Given request: Repeat the data verbatim.

Records supplied:

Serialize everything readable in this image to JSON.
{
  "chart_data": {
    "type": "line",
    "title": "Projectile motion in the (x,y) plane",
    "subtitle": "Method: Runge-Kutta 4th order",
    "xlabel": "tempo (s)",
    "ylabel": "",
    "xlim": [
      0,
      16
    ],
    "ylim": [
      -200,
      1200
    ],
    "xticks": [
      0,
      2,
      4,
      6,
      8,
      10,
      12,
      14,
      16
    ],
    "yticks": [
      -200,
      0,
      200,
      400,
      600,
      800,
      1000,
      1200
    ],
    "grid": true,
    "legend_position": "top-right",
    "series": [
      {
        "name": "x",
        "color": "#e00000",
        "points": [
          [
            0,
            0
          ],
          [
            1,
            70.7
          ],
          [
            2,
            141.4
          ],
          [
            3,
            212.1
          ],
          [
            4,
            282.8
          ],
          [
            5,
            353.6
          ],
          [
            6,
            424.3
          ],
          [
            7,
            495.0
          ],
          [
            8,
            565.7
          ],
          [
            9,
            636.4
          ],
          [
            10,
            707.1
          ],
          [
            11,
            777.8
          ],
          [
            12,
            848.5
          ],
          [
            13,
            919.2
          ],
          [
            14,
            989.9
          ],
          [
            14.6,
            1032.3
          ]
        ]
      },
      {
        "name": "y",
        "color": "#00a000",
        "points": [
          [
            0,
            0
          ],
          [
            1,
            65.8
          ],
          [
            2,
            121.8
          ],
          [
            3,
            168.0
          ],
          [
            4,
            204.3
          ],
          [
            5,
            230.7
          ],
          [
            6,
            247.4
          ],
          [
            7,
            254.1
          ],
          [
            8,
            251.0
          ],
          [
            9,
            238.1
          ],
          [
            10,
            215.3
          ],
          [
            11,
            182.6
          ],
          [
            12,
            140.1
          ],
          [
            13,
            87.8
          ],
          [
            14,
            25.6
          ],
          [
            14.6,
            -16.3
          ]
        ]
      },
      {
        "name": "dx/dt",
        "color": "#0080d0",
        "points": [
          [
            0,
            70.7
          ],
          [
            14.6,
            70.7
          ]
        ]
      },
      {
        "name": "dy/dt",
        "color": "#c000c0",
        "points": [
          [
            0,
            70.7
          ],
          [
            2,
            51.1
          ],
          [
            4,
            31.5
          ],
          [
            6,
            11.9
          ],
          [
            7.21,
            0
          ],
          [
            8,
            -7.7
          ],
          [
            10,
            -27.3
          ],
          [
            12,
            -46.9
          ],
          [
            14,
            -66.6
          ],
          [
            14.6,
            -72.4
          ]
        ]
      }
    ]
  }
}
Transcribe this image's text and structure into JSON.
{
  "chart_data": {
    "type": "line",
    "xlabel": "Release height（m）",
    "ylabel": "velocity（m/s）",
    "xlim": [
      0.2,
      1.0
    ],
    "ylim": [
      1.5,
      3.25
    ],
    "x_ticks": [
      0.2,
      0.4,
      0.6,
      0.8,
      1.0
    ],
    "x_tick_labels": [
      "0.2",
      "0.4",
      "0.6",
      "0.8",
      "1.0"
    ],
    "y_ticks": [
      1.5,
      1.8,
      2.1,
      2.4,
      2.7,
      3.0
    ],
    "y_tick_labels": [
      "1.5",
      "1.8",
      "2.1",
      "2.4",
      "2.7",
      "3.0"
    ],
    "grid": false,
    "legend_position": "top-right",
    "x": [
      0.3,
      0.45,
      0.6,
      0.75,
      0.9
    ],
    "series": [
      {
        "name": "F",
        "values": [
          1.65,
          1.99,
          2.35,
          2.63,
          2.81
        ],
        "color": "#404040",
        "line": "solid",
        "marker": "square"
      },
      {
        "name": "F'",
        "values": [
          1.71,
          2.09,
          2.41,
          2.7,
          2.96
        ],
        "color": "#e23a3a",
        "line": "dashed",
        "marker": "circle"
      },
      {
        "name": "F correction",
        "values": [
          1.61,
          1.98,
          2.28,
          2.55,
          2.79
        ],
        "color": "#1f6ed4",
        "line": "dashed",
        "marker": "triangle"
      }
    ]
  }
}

Answer:
Serialize everything readable in this image to JSON.
{
  "chart_data": {
    "type": "line",
    "title": "Projectile motion in the (x,y) plane",
    "subtitle": "Method: Runge-Kutta 4th order",
    "xlabel": "tempo (s)",
    "ylabel": "",
    "xlim": [
      0,
      16
    ],
    "ylim": [
      -200,
      1200
    ],
    "xticks": [
      0,
      2,
      4,
      6,
      8,
      10,
      12,
      14,
      16
    ],
    "yticks": [
      -200,
      0,
      200,
      400,
      600,
      800,
      1000,
      1200
    ],
    "grid": true,
    "legend_position": "top-right",
    "series": [
      {
        "name": "x",
        "color": "#e00000",
        "points": [
          [
            0,
            0
          ],
          [
            1,
            70.7
          ],
          [
            2,
            141.4
          ],
          [
            3,
            212.1
          ],
          [
            4,
            282.8
          ],
          [
            5,
            353.6
          ],
          [
            6,
            424.3
          ],
          [
            7,
            495.0
          ],
          [
            8,
            565.7
          ],
          [
            9,
            636.4
          ],
          [
            10,
            707.1
          ],
          [
            11,
            777.8
          ],
          [
            12,
            848.5
          ],
          [
            13,
            919.2
          ],
          [
            14,
            989.9
          ],
          [
            14.6,
            1032.3
          ]
        ]
      },
      {
        "name": "y",
        "color": "#00a000",
        "points": [
          [
            0,
            0
          ],
          [
            1,
            65.8
          ],
          [
            2,
            121.8
          ],
          [
            3,
            168.0
          ],
          [
            4,
            204.3
          ],
          [
            5,
            230.7
          ],
          [
            6,
            247.4
          ],
          [
            7,
            254.1
          ],
          [
            8,
            251.0
          ],
          [
            9,
            238.1
          ],
          [
            10,
            215.3
          ],
          [
            11,
            182.6
          ],
          [
            12,
            140.1
          ],
          [
            13,
            87.8
          ],
          [
            14,
            25.6
          ],
          [
            14.6,
            -16.3
          ]
        ]
      },
      {
        "name": "dx/dt",
        "color": "#0080d0",
        "points": [
          [
            0,
            70.7
          ],
          [
            14.6,
            70.7
          ]
        ]
      },
      {
        "name": "dy/dt",
        "color": "#c000c0",
        "points": [
          [
            0,
            70.7
          ],
          [
            2,
            51.1
          ],
          [
            4,
            31.5
          ],
          [
            6,
            11.9
          ],
          [
            7.21,
            0
          ],
          [
            8,
            -7.7
          ],
          [
            10,
            -27.3
          ],
          [
            12,
            -46.9
          ],
          [
            14,
            -66.6
          ],
          [
            14.6,
            -72.4
          ]
        ]
      }
    ]
  }
}
Transcribe this image's text and structure into JSON.
{
  "chart_data": {
    "type": "line",
    "xlabel": "Release height（m）",
    "ylabel": "velocity（m/s）",
    "xlim": [
      0.2,
      1.0
    ],
    "ylim": [
      1.5,
      3.25
    ],
    "x_ticks": [
      0.2,
      0.4,
      0.6,
      0.8,
      1.0
    ],
    "x_tick_labels": [
      "0.2",
      "0.4",
      "0.6",
      "0.8",
      "1.0"
    ],
    "y_ticks": [
      1.5,
      1.8,
      2.1,
      2.4,
      2.7,
      3.0
    ],
    "y_tick_labels": [
      "1.5",
      "1.8",
      "2.1",
      "2.4",
      "2.7",
      "3.0"
    ],
    "grid": false,
    "legend_position": "top-right",
    "x": [
      0.3,
      0.45,
      0.6,
      0.75,
      0.9
    ],
    "series": [
      {
        "name": "F",
        "values": [
          1.65,
          1.99,
          2.35,
          2.63,
          2.81
        ],
        "color": "#404040",
        "line": "solid",
        "marker": "square"
      },
      {
        "name": "F'",
        "values": [
          1.71,
          2.09,
          2.41,
          2.7,
          2.96
        ],
        "color": "#e23a3a",
        "line": "dashed",
        "marker": "circle"
      },
      {
        "name": "F correction",
        "values": [
          1.61,
          1.98,
          2.28,
          2.55,
          2.79
        ],
        "color": "#1f6ed4",
        "line": "dashed",
        "marker": "triangle"
      }
    ]
  }
}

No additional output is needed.